DATA FOR THIS EXERCISE:

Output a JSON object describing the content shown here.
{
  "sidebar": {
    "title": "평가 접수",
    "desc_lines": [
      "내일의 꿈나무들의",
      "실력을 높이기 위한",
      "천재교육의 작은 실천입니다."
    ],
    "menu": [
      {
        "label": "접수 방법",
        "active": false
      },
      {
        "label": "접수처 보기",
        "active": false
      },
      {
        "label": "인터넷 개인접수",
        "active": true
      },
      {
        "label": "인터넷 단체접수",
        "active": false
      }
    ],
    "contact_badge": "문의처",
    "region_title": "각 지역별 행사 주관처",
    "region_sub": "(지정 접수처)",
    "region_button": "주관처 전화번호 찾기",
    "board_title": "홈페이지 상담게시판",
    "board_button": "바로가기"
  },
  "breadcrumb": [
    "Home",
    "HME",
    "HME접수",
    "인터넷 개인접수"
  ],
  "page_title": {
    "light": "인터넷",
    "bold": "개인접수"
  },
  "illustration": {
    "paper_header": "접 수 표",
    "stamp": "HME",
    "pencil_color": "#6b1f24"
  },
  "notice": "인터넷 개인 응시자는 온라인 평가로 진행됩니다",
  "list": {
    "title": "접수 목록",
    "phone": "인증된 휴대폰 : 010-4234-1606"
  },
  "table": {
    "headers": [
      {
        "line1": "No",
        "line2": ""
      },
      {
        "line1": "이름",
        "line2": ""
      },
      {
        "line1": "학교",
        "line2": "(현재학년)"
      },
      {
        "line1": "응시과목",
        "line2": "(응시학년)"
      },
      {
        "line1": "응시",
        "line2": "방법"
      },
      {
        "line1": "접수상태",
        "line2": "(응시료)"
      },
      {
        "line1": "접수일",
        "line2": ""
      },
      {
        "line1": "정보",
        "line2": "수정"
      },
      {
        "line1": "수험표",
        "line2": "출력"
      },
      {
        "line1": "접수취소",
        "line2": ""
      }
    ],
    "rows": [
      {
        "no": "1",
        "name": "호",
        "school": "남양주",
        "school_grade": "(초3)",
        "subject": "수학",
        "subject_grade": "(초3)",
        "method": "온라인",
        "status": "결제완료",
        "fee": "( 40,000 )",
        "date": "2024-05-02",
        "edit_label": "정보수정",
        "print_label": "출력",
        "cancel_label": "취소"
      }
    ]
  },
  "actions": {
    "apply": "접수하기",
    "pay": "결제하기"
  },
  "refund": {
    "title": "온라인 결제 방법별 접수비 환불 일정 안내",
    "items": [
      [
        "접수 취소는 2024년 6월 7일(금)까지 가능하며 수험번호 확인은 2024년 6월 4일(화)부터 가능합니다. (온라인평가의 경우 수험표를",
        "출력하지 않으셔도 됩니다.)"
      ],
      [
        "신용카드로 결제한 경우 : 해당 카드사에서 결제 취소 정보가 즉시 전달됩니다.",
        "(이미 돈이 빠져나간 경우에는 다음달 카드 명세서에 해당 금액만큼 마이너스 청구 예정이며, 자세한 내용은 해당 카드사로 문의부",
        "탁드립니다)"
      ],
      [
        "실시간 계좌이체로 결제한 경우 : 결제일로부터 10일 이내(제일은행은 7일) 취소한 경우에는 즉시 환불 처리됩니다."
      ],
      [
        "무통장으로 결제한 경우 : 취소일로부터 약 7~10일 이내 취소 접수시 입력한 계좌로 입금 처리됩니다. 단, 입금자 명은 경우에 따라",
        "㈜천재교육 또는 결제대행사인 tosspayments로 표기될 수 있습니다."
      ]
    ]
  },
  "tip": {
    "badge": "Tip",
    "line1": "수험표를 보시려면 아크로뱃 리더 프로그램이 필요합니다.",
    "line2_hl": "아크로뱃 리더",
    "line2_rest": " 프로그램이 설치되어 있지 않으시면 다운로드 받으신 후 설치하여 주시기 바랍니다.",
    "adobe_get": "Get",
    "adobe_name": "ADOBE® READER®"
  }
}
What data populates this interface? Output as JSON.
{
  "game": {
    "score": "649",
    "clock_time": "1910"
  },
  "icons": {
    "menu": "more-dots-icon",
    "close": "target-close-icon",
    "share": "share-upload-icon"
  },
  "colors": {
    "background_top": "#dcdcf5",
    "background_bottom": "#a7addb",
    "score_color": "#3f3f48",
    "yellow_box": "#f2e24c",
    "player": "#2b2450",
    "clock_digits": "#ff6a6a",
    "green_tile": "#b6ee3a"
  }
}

TASK DESCRIPTION:
Reproduce each line of the material above precisely.

EXERCISE RESPONSE:
Output a JSON object describing the content shown here.
{
  "sidebar": {
    "title": "평가 접수",
    "desc_lines": [
      "내일의 꿈나무들의",
      "실력을 높이기 위한",
      "천재교육의 작은 실천입니다."
    ],
    "menu": [
      {
        "label": "접수 방법",
        "active": false
      },
      {
        "label": "접수처 보기",
        "active": false
      },
      {
        "label": "인터넷 개인접수",
        "active": true
      },
      {
        "label": "인터넷 단체접수",
        "active": false
      }
    ],
    "contact_badge": "문의처",
    "region_title": "각 지역별 행사 주관처",
    "region_sub": "(지정 접수처)",
    "region_button": "주관처 전화번호 찾기",
    "board_title": "홈페이지 상담게시판",
    "board_button": "바로가기"
  },
  "breadcrumb": [
    "Home",
    "HME",
    "HME접수",
    "인터넷 개인접수"
  ],
  "page_title": {
    "light": "인터넷",
    "bold": "개인접수"
  },
  "illustration": {
    "paper_header": "접 수 표",
    "stamp": "HME",
    "pencil_color": "#6b1f24"
  },
  "notice": "인터넷 개인 응시자는 온라인 평가로 진행됩니다",
  "list": {
    "title": "접수 목록",
    "phone": "인증된 휴대폰 : 010-4234-1606"
  },
  "table": {
    "headers": [
      {
        "line1": "No",
        "line2": ""
      },
      {
        "line1": "이름",
        "line2": ""
      },
      {
        "line1": "학교",
        "line2": "(현재학년)"
      },
      {
        "line1": "응시과목",
        "line2": "(응시학년)"
      },
      {
        "line1": "응시",
        "line2": "방법"
      },
      {
        "line1": "접수상태",
        "line2": "(응시료)"
      },
      {
        "line1": "접수일",
        "line2": ""
      },
      {
        "line1": "정보",
        "line2": "수정"
      },
      {
        "line1": "수험표",
        "line2": "출력"
      },
      {
        "line1": "접수취소",
        "line2": ""
      }
    ],
    "rows": [
      {
        "no": "1",
        "name": "호",
        "school": "남양주",
        "school_grade": "(초3)",
        "subject": "수학",
        "subject_grade": "(초3)",
        "method": "온라인",
        "status": "결제완료",
        "fee": "( 40,000 )",
        "date": "2024-05-02",
        "edit_label": "정보수정",
        "print_label": "출력",
        "cancel_label": "취소"
      }
    ]
  },
  "actions": {
    "apply": "접수하기",
    "pay": "결제하기"
  },
  "refund": {
    "title": "온라인 결제 방법별 접수비 환불 일정 안내",
    "items": [
      [
        "접수 취소는 2024년 6월 7일(금)까지 가능하며 수험번호 확인은 2024년 6월 4일(화)부터 가능합니다. (온라인평가의 경우 수험표를",
        "출력하지 않으셔도 됩니다.)"
      ],
      [
        "신용카드로 결제한 경우 : 해당 카드사에서 결제 취소 정보가 즉시 전달됩니다.",
        "(이미 돈이 빠져나간 경우에는 다음달 카드 명세서에 해당 금액만큼 마이너스 청구 예정이며, 자세한 내용은 해당 카드사로 문의부",
        "탁드립니다)"
      ],
      [
        "실시간 계좌이체로 결제한 경우 : 결제일로부터 10일 이내(제일은행은 7일) 취소한 경우에는 즉시 환불 처리됩니다."
      ],
      [
        "무통장으로 결제한 경우 : 취소일로부터 약 7~10일 이내 취소 접수시 입력한 계좌로 입금 처리됩니다. 단, 입금자 명은 경우에 따라",
        "㈜천재교육 또는 결제대행사인 tosspayments로 표기될 수 있습니다."
      ]
    ]
  },
  "tip": {
    "badge": "Tip",
    "line1": "수험표를 보시려면 아크로뱃 리더 프로그램이 필요합니다.",
    "line2_hl": "아크로뱃 리더",
    "line2_rest": " 프로그램이 설치되어 있지 않으시면 다운로드 받으신 후 설치하여 주시기 바랍니다.",
    "adobe_get": "Get",
    "adobe_name": "ADOBE® READER®"
  }
}
What data populates this interface? Output as JSON.
{
  "game": {
    "score": "649",
    "clock_time": "1910"
  },
  "icons": {
    "menu": "more-dots-icon",
    "close": "target-close-icon",
    "share": "share-upload-icon"
  },
  "colors": {
    "background_top": "#dcdcf5",
    "background_bottom": "#a7addb",
    "score_color": "#3f3f48",
    "yellow_box": "#f2e24c",
    "player": "#2b2450",
    "clock_digits": "#ff6a6a",
    "green_tile": "#b6ee3a"
  }
}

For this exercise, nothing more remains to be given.